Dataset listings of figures

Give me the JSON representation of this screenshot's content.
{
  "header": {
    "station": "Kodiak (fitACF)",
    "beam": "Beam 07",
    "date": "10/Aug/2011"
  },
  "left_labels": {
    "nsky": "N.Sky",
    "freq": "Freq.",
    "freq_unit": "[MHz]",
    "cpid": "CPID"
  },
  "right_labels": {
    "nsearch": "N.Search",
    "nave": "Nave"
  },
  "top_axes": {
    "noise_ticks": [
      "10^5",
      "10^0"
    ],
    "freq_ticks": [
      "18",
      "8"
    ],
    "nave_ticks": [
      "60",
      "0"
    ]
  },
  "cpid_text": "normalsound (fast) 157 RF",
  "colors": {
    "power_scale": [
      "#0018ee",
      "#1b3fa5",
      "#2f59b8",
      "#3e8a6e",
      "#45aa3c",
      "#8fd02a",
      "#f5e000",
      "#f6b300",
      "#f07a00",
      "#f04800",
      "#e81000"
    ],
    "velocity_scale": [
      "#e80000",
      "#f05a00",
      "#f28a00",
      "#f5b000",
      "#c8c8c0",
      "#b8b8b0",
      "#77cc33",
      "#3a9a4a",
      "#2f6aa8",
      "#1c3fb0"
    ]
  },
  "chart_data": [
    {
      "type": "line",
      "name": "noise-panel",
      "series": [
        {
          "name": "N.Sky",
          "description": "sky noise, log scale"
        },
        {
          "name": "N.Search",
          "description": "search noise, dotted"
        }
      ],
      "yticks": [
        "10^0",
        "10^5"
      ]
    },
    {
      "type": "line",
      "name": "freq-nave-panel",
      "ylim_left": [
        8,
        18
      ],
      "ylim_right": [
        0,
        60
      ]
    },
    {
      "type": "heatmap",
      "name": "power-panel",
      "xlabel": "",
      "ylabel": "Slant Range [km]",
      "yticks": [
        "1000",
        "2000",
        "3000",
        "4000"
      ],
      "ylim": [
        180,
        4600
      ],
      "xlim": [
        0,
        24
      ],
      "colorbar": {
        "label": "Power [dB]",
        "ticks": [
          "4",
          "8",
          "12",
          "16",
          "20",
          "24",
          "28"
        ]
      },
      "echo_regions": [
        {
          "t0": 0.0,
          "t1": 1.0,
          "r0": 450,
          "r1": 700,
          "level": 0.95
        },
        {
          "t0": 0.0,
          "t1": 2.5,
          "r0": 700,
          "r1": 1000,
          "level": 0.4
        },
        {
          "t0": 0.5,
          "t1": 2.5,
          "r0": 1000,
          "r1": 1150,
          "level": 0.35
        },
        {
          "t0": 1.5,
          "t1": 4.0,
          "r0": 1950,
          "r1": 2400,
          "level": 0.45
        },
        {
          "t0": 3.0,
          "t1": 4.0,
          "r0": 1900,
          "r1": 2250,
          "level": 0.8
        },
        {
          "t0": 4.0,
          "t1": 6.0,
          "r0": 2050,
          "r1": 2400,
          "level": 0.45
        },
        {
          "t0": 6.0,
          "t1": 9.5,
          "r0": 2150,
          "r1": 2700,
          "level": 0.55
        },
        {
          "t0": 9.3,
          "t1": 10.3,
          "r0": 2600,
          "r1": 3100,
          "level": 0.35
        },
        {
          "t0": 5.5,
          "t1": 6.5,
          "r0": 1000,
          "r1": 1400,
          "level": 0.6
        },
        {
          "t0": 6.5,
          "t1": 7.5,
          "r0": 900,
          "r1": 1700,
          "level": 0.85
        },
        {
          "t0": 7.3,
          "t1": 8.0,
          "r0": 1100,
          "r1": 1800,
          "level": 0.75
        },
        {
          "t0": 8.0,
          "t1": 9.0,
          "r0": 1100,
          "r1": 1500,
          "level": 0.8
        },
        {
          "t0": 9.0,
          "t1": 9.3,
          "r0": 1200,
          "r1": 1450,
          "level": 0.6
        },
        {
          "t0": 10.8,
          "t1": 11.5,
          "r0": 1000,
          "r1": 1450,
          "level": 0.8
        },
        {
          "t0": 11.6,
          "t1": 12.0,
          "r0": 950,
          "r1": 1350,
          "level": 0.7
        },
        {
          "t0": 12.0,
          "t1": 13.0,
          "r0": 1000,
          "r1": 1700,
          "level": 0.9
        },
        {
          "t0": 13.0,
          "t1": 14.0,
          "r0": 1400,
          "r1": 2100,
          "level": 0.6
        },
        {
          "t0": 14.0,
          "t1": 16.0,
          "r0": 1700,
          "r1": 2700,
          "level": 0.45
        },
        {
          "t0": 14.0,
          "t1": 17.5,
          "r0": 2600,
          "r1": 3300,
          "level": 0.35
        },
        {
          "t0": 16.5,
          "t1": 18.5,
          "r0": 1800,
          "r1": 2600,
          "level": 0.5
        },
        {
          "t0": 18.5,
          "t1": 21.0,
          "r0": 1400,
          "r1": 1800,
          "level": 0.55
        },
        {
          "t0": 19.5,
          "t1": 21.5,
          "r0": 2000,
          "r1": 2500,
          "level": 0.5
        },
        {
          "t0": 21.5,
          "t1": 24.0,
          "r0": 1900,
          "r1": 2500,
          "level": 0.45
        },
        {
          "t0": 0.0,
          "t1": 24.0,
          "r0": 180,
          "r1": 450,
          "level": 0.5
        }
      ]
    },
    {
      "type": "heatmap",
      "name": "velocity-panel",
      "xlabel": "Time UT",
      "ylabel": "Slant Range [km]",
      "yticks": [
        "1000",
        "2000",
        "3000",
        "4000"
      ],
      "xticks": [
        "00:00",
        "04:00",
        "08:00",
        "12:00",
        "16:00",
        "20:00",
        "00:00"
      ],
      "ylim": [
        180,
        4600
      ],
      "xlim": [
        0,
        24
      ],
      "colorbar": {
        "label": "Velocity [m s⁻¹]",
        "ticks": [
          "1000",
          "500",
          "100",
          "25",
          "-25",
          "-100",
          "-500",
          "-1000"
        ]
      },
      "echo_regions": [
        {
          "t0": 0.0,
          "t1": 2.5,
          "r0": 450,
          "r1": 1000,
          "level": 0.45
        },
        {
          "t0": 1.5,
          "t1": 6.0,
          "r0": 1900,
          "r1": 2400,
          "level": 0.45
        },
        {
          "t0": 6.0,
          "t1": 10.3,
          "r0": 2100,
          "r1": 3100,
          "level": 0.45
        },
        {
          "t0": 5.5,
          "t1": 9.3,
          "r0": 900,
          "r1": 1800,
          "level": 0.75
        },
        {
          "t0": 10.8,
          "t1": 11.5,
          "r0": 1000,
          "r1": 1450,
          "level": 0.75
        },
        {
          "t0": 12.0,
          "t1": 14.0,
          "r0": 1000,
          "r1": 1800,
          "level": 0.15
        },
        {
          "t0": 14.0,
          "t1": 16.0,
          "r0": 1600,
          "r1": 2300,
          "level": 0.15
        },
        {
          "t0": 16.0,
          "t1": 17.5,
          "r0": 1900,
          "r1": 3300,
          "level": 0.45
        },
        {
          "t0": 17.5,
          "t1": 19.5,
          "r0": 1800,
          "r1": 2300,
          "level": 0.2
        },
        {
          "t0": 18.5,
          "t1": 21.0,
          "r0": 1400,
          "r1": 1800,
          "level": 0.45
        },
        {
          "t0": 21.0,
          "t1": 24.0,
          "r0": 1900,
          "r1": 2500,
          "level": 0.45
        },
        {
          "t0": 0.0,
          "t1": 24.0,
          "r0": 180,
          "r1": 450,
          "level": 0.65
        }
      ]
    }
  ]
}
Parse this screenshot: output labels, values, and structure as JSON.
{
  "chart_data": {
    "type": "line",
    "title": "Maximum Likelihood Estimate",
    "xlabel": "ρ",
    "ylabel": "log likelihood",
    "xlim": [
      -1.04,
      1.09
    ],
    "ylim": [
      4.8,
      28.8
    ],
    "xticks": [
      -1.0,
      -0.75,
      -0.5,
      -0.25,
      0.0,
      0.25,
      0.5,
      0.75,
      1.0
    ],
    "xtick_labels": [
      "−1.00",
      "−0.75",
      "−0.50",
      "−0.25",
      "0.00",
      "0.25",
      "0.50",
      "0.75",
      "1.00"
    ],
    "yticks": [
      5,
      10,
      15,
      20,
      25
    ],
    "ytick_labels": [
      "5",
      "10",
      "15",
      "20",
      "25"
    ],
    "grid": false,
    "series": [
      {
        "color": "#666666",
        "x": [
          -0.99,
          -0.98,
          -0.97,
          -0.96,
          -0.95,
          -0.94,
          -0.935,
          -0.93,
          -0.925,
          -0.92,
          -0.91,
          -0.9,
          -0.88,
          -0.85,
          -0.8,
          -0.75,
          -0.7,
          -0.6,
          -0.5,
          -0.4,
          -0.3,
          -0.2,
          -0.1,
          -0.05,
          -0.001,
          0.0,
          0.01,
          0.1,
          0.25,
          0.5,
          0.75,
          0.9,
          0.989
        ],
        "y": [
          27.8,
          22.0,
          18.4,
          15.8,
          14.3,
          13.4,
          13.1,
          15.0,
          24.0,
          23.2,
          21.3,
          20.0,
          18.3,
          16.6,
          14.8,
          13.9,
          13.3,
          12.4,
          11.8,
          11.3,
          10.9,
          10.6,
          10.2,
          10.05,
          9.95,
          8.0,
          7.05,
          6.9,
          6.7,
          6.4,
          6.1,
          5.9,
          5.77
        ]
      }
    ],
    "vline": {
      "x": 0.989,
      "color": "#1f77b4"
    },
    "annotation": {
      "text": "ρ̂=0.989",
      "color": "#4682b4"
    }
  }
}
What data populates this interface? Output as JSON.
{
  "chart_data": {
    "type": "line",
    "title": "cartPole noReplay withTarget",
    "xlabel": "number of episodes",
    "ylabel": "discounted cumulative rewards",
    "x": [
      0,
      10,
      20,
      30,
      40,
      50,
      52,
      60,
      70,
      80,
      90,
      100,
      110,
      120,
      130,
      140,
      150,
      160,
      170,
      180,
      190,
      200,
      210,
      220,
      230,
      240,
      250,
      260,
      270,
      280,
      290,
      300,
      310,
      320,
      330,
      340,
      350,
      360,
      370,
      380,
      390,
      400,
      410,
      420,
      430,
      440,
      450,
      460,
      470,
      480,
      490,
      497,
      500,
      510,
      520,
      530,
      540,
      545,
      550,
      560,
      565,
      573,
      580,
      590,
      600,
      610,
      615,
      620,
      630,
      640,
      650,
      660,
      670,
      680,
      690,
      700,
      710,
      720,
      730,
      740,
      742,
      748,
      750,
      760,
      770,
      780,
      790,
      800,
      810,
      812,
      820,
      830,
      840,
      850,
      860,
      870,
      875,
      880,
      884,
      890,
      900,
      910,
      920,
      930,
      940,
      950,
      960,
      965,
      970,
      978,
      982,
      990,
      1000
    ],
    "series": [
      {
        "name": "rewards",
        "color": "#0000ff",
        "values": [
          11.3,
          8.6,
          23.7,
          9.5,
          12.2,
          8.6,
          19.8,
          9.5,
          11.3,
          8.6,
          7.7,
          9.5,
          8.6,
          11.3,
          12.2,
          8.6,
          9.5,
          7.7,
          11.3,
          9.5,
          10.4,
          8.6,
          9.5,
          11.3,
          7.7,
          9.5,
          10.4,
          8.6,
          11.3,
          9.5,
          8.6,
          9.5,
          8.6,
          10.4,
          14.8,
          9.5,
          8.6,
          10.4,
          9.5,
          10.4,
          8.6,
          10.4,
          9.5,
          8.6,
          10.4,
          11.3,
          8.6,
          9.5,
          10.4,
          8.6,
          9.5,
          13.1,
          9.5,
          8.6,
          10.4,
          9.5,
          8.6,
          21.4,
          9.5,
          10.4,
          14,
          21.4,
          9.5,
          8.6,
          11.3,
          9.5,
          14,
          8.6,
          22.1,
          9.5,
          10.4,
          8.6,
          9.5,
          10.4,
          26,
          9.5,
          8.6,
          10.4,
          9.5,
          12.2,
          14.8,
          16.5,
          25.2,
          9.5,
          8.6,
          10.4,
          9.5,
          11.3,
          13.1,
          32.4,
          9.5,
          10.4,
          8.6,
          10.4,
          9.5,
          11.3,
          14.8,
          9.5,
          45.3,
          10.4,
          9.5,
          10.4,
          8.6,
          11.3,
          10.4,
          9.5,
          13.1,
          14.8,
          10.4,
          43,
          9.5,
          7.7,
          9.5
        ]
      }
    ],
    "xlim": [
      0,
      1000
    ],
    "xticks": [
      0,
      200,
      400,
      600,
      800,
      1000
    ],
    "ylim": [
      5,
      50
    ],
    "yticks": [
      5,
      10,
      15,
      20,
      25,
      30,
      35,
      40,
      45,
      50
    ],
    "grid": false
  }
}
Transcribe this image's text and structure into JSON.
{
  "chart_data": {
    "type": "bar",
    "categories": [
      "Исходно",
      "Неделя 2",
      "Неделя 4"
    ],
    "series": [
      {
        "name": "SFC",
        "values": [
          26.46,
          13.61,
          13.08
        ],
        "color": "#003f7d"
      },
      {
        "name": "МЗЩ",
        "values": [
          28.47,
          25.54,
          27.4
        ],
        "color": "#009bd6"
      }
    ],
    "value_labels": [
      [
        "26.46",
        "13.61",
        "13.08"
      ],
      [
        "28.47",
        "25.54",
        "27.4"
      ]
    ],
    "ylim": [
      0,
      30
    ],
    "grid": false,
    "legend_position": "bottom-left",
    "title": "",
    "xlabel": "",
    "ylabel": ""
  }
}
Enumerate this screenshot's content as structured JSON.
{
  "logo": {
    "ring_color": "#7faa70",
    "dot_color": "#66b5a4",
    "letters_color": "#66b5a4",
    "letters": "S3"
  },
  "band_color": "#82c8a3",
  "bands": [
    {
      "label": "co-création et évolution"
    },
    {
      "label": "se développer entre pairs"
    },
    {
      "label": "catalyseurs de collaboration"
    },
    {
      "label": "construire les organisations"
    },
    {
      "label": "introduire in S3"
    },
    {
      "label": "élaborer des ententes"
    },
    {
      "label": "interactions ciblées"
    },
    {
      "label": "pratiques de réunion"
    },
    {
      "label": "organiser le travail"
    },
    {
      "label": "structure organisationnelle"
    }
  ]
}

■ What the exercise asks: From the entries, copy out each line containing the word "content".

■ Written reply:
Give me the JSON representation of this screenshot's content.
Enumerate this screenshot's content as structured JSON.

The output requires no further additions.